Material for this task
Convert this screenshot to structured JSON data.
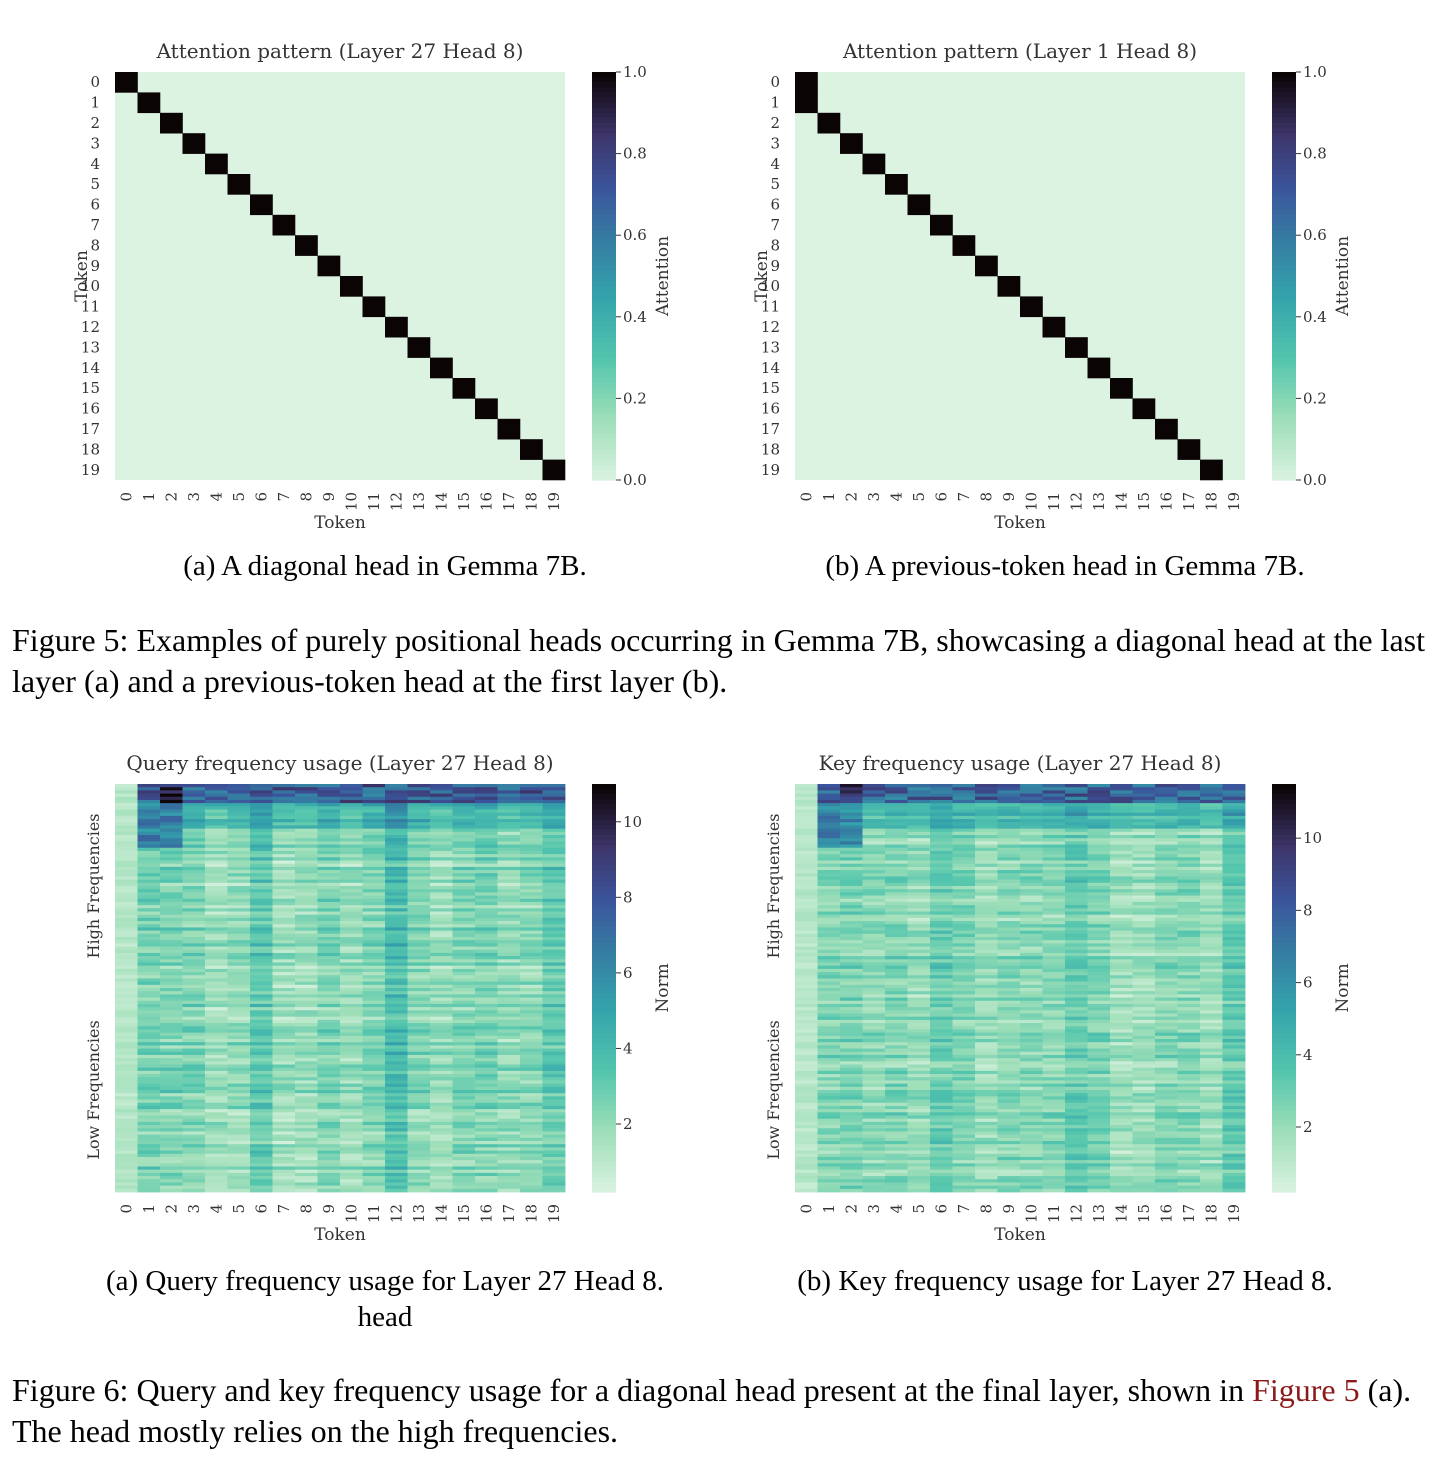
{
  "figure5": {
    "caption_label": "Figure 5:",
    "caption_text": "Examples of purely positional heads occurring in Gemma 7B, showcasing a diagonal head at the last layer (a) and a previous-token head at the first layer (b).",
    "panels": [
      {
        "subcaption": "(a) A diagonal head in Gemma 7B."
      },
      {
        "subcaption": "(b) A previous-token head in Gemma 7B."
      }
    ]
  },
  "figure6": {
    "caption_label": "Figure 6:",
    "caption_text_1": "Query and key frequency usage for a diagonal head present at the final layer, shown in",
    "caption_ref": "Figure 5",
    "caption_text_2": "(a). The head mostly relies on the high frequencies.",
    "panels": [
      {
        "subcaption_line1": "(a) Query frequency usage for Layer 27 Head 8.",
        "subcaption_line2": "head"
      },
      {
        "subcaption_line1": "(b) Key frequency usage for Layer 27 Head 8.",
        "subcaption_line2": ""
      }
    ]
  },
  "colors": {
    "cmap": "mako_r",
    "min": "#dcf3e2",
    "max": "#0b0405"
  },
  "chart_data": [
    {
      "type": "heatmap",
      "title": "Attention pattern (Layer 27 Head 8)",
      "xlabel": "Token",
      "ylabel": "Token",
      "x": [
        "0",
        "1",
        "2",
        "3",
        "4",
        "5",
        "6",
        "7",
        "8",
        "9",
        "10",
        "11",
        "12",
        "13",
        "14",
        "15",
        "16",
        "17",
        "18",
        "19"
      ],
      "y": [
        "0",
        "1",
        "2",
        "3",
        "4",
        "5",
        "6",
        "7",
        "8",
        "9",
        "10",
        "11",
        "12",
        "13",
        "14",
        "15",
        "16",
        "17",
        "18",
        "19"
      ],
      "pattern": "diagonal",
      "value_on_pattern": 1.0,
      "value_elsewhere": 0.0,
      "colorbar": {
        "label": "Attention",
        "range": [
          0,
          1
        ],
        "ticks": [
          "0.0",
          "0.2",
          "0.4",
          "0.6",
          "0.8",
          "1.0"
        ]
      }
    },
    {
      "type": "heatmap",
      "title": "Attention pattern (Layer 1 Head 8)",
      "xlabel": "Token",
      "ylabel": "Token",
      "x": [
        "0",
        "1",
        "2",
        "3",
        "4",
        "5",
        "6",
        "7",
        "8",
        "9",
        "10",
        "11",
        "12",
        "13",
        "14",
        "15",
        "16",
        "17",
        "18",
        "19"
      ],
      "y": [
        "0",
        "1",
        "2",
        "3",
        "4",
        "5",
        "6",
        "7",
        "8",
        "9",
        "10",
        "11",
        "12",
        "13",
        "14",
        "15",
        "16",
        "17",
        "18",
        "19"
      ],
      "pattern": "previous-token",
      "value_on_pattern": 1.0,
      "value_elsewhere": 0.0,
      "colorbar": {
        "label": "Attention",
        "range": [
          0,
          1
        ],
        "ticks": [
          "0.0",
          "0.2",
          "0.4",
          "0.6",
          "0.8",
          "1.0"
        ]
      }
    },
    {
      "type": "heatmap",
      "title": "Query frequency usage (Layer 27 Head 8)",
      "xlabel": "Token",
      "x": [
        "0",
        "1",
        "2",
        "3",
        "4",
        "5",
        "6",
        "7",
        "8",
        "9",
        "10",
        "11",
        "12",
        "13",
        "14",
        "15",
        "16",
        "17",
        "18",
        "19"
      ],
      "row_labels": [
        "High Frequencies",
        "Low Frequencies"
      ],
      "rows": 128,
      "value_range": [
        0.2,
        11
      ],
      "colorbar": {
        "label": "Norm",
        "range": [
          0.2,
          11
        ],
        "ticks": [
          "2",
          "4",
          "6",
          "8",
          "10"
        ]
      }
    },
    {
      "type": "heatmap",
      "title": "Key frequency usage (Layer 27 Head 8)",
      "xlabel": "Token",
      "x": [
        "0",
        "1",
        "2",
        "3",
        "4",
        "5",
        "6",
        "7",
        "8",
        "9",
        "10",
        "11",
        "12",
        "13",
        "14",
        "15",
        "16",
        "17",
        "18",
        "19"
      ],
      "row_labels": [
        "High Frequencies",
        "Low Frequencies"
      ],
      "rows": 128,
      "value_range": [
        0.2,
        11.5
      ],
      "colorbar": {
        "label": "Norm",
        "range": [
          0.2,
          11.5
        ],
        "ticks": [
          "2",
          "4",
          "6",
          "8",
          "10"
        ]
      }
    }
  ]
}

Task to carry out
Display every line of the listing that contains the string "title".

Result for this exercise
      "title": "Attention pattern (Layer 27 Head 8)",
      "title": "Attention pattern (Layer 1 Head 8)",
      "title": "Query frequency usage (Layer 27 Head 8)",
      "title": "Key frequency usage (Layer 27 Head 8)",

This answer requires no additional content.